• **Request**: Return all lines with the word "咸安区实验学校" in them.

• **Provided records**:
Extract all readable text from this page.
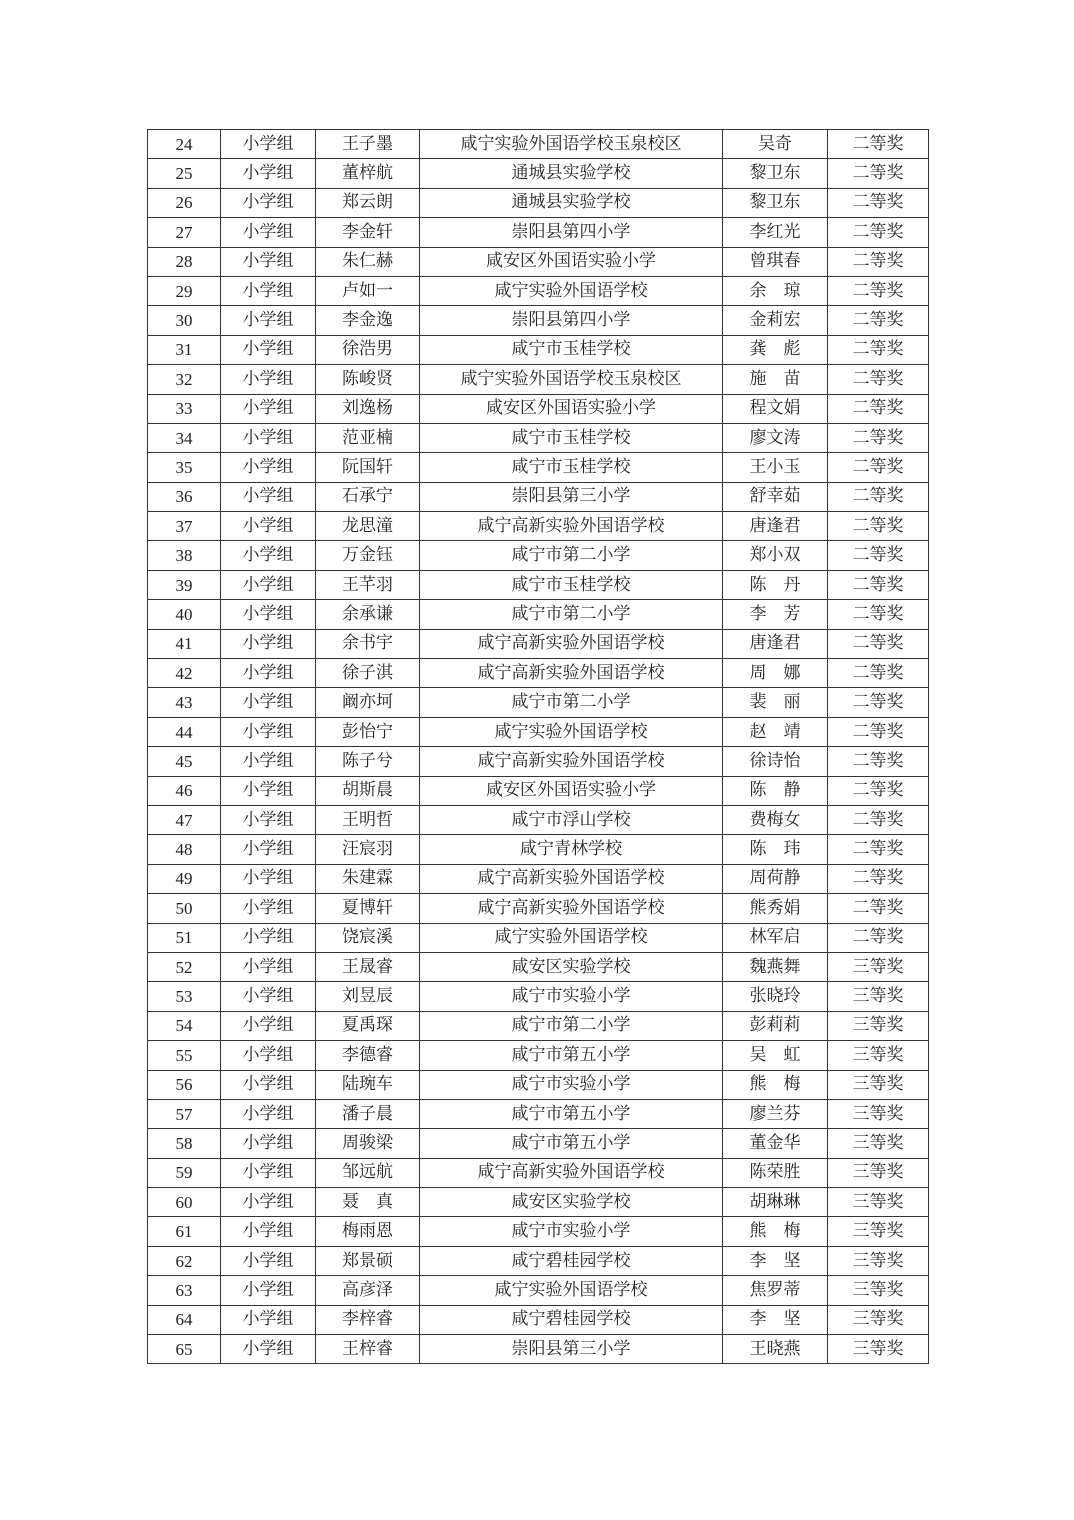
24	小学组	王子墨	咸宁实验外国语学校玉泉校区	吴奇	二等奖
25	小学组	董梓航	通城县实验学校	黎卫东	二等奖
26	小学组	郑云朗	通城县实验学校	黎卫东	二等奖
27	小学组	李金轩	崇阳县第四小学	李红光	二等奖
28	小学组	朱仁赫	咸安区外国语实验小学	曾琪春	二等奖
29	小学组	卢如一	咸宁实验外国语学校	余　琼	二等奖
30	小学组	李金逸	崇阳县第四小学	金莉宏	二等奖
31	小学组	徐浩男	咸宁市玉桂学校	龚　彪	二等奖
32	小学组	陈峻贤	咸宁实验外国语学校玉泉校区	施　苗	二等奖
33	小学组	刘逸杨	咸安区外国语实验小学	程文娟	二等奖
34	小学组	范亚楠	咸宁市玉桂学校	廖文涛	二等奖
35	小学组	阮国轩	咸宁市玉桂学校	王小玉	二等奖
36	小学组	石承宁	崇阳县第三小学	舒幸茹	二等奖
37	小学组	龙思潼	咸宁高新实验外国语学校	唐逢君	二等奖
38	小学组	万金钰	咸宁市第二小学	郑小双	二等奖
39	小学组	王芊羽	咸宁市玉桂学校	陈　丹	二等奖
40	小学组	余承谦	咸宁市第二小学	李　芳	二等奖
41	小学组	余书宇	咸宁高新实验外国语学校	唐逢君	二等奖
42	小学组	徐子淇	咸宁高新实验外国语学校	周　娜	二等奖
43	小学组	阚亦坷	咸宁市第二小学	裴　丽	二等奖
44	小学组	彭怡宁	咸宁实验外国语学校	赵　靖	二等奖
45	小学组	陈子兮	咸宁高新实验外国语学校	徐诗怡	二等奖
46	小学组	胡斯晨	咸安区外国语实验小学	陈　静	二等奖
47	小学组	王明哲	咸宁市浮山学校	费梅女	二等奖
48	小学组	汪宸羽	咸宁青林学校	陈　玮	二等奖
49	小学组	朱建霖	咸宁高新实验外国语学校	周荷静	二等奖
50	小学组	夏博轩	咸宁高新实验外国语学校	熊秀娟	二等奖
51	小学组	饶宸溪	咸宁实验外国语学校	林军启	二等奖
52	小学组	王晟睿	咸安区实验学校	魏燕舞	三等奖
53	小学组	刘昱辰	咸宁市实验小学	张晓玲	三等奖
54	小学组	夏禹琛	咸宁市第二小学	彭莉莉	三等奖
55	小学组	李德睿	咸宁市第五小学	吴　虹	三等奖
56	小学组	陆琬车	咸宁市实验小学	熊　梅	三等奖
57	小学组	潘子晨	咸宁市第五小学	廖兰芬	三等奖
58	小学组	周骏梁	咸宁市第五小学	董金华	三等奖
59	小学组	邹远航	咸宁高新实验外国语学校	陈荣胜	三等奖
60	小学组	聂　真	咸安区实验学校	胡琳琳	三等奖
61	小学组	梅雨恩	咸宁市实验小学	熊　梅	三等奖
62	小学组	郑景硕	咸宁碧桂园学校	李　坚	三等奖
63	小学组	高彦泽	咸宁实验外国语学校	焦罗蒂	三等奖
64	小学组	李梓睿	咸宁碧桂园学校	李　坚	三等奖
65	小学组	王梓睿	崇阳县第三小学	王晓燕	三等奖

• **Solution for this exercise**:
52	小学组	王晟睿	咸安区实验学校	魏燕舞	三等奖
60	小学组	聂　真	咸安区实验学校	胡琳琳	三等奖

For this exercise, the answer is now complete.